- _Exercise prompt_: Using the data below, tally the lines that include the string "functions". Only the number is wanted.

- _Supplied records_:
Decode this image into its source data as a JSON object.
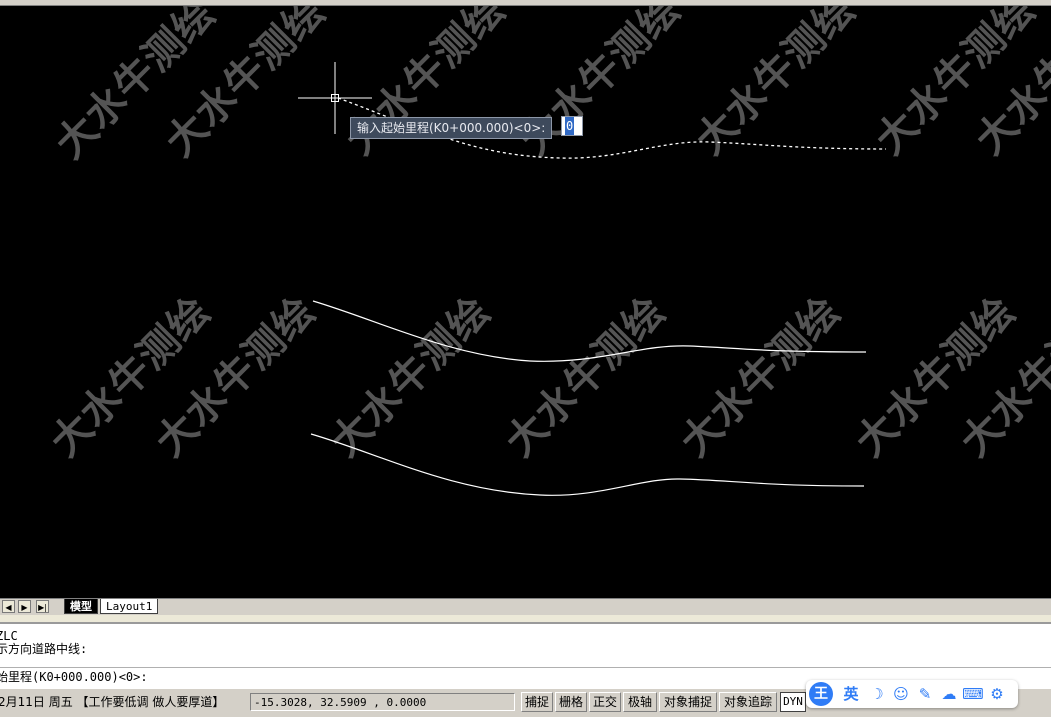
{
  "watermark": {
    "text": "大水牛测绘"
  },
  "dynamic_prompt": {
    "label": "输入起始里程(K0+000.000)<0>:",
    "value": "0"
  },
  "tabs": {
    "nav": [
      "◀",
      "▶",
      "▶|"
    ],
    "model": "模型",
    "layout1": "Layout1"
  },
  "command": {
    "lines": [
      "ZLC",
      "示方向道路中线:"
    ],
    "current": "始里程(K0+000.000)<0>:"
  },
  "status": {
    "date": "2月11日 周五 【工作要低调 做人要厚道】",
    "coords": "-15.3028,  32.5909  , 0.0000",
    "buttons": [
      "捕捉",
      "栅格",
      "正交",
      "极轴",
      "对象捕捉",
      "对象追踪"
    ],
    "dyn": "DYN"
  },
  "ime": {
    "logo": "王",
    "lang": "英",
    "icons": [
      "moon-icon",
      "smiley-icon",
      "pen-icon",
      "cloud-icon",
      "keyboard-icon",
      "gear-icon"
    ]
  },
  "colors": {
    "canvas_bg": "#000000",
    "line": "#ffffff",
    "dyn_tip_bg": "#3e4a5c",
    "ime_accent": "#2f7cf6"
  }
}
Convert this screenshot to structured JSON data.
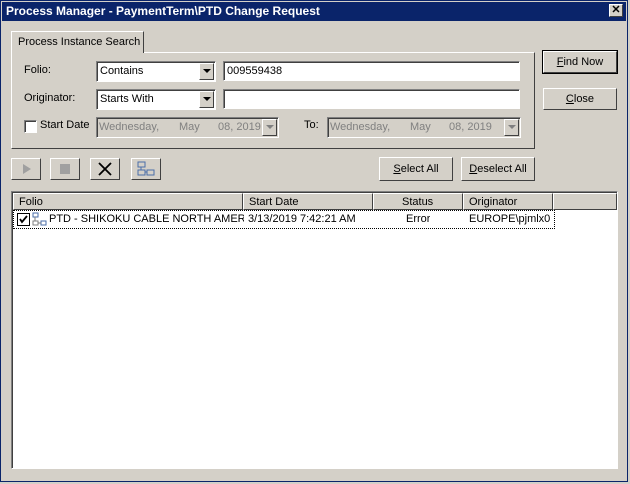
{
  "window": {
    "title": "Process Manager - PaymentTerm\\PTD Change Request",
    "close_glyph": "✕"
  },
  "tab": {
    "label": "Process Instance Search"
  },
  "search": {
    "folio_label": "Folio:",
    "folio_mode": "Contains",
    "folio_value": "009559438",
    "originator_label": "Originator:",
    "originator_mode": "Starts With",
    "originator_value": "",
    "start_date_label": "Start Date",
    "start_date_checked": false,
    "from_date": {
      "weekday": "Wednesday,",
      "month": "May",
      "daynum": "08, 2019"
    },
    "to_label": "To:",
    "to_date": {
      "weekday": "Wednesday,",
      "month": "May",
      "daynum": "08, 2019"
    }
  },
  "buttons": {
    "find_now": {
      "u": "F",
      "rest": "ind Now"
    },
    "close": {
      "u": "C",
      "rest": "lose"
    },
    "select_all": {
      "u": "S",
      "rest": "elect All"
    },
    "deselect_all": {
      "u": "D",
      "rest": "eselect All"
    }
  },
  "toolbar": {
    "icons": [
      "play-icon",
      "stop-icon",
      "delete-icon",
      "process-map-icon"
    ]
  },
  "list": {
    "columns": [
      "Folio",
      "Start Date",
      "Status",
      "Originator"
    ],
    "rows": [
      {
        "checked": true,
        "folio": "PTD - SHIKOKU CABLE NORTH AMERI...",
        "start_date": "3/13/2019 7:42:21 AM",
        "status": "Error",
        "originator": "EUROPE\\pjmlx0"
      }
    ]
  }
}
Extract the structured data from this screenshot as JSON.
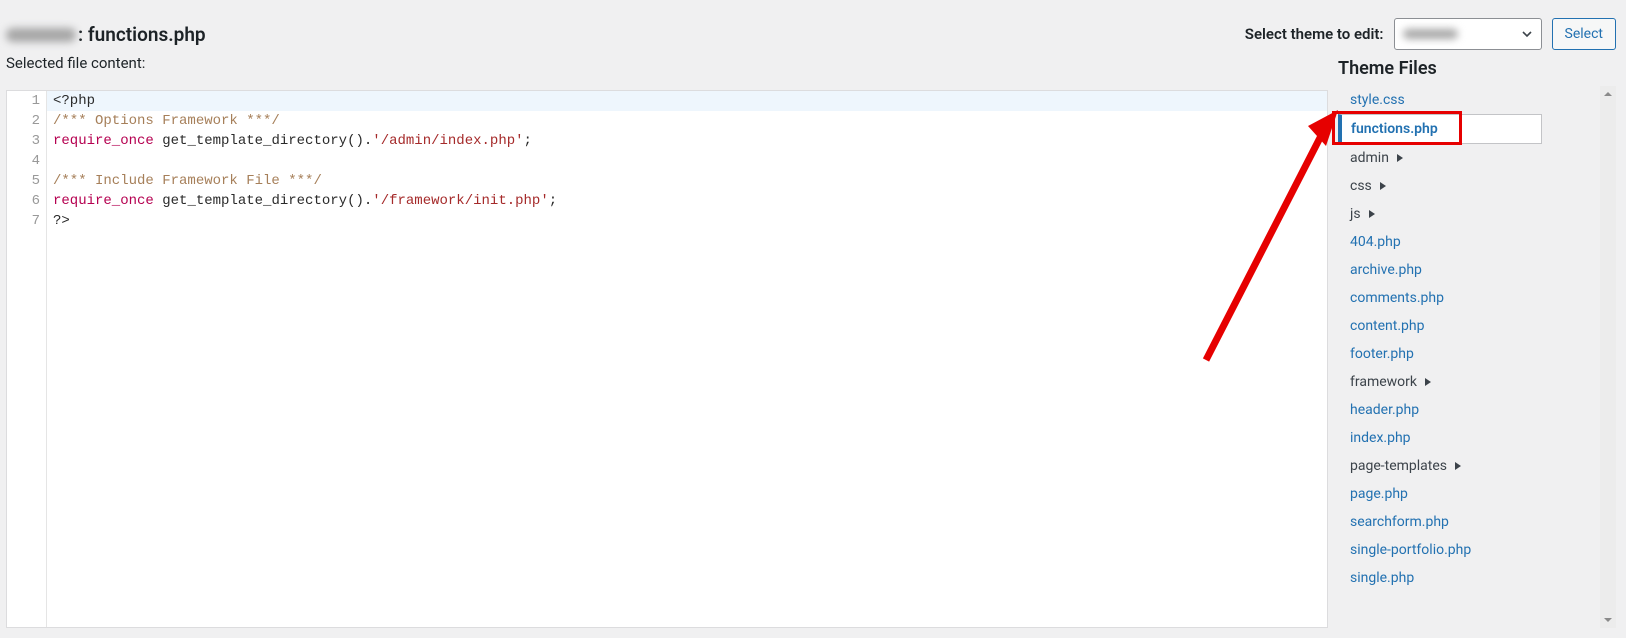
{
  "header": {
    "theme_blurred": true,
    "title_suffix": ": functions.php",
    "select_label": "Select theme to edit:",
    "select_button": "Select"
  },
  "subheader": "Selected file content:",
  "code": {
    "lines": [
      {
        "n": 1,
        "active": true,
        "tokens": [
          {
            "cls": "tok-meta",
            "t": "<?php"
          }
        ]
      },
      {
        "n": 2,
        "tokens": [
          {
            "cls": "tok-comment",
            "t": "/*** Options Framework ***/"
          }
        ]
      },
      {
        "n": 3,
        "tokens": [
          {
            "cls": "tok-keyword2",
            "t": "require_once"
          },
          {
            "cls": "tok-punct",
            "t": " "
          },
          {
            "cls": "tok-func",
            "t": "get_template_directory"
          },
          {
            "cls": "tok-punct",
            "t": "()."
          },
          {
            "cls": "tok-string",
            "t": "'/admin/index.php'"
          },
          {
            "cls": "tok-punct",
            "t": ";"
          }
        ]
      },
      {
        "n": 4,
        "tokens": []
      },
      {
        "n": 5,
        "tokens": [
          {
            "cls": "tok-comment",
            "t": "/*** Include Framework File ***/"
          }
        ]
      },
      {
        "n": 6,
        "tokens": [
          {
            "cls": "tok-keyword2",
            "t": "require_once"
          },
          {
            "cls": "tok-punct",
            "t": " "
          },
          {
            "cls": "tok-func",
            "t": "get_template_directory"
          },
          {
            "cls": "tok-punct",
            "t": "()."
          },
          {
            "cls": "tok-string",
            "t": "'/framework/init.php'"
          },
          {
            "cls": "tok-punct",
            "t": ";"
          }
        ]
      },
      {
        "n": 7,
        "tokens": [
          {
            "cls": "tok-meta",
            "t": "?>"
          }
        ]
      }
    ]
  },
  "sidebar": {
    "title": "Theme Files",
    "items": [
      {
        "label": "style.css",
        "type": "file"
      },
      {
        "label": "functions.php",
        "type": "file",
        "selected": true
      },
      {
        "label": "admin",
        "type": "folder"
      },
      {
        "label": "css",
        "type": "folder"
      },
      {
        "label": "js",
        "type": "folder"
      },
      {
        "label": "404.php",
        "type": "file"
      },
      {
        "label": "archive.php",
        "type": "file"
      },
      {
        "label": "comments.php",
        "type": "file"
      },
      {
        "label": "content.php",
        "type": "file"
      },
      {
        "label": "footer.php",
        "type": "file"
      },
      {
        "label": "framework",
        "type": "folder"
      },
      {
        "label": "header.php",
        "type": "file"
      },
      {
        "label": "index.php",
        "type": "file"
      },
      {
        "label": "page-templates",
        "type": "folder"
      },
      {
        "label": "page.php",
        "type": "file"
      },
      {
        "label": "searchform.php",
        "type": "file"
      },
      {
        "label": "single-portfolio.php",
        "type": "file"
      },
      {
        "label": "single.php",
        "type": "file"
      }
    ]
  }
}
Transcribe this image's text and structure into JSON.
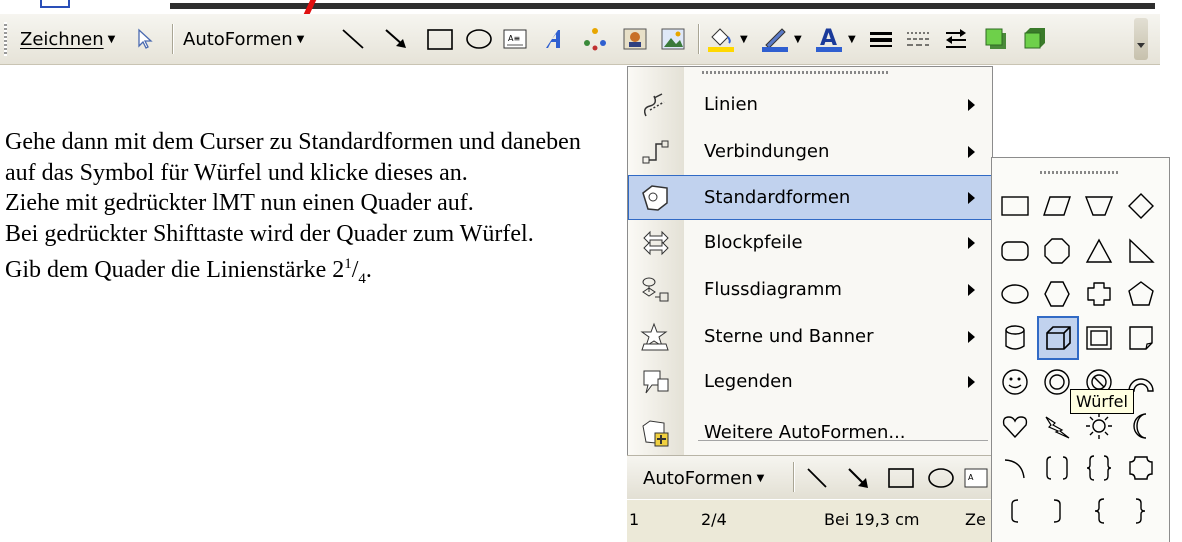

- _Answer to this exercise_: 2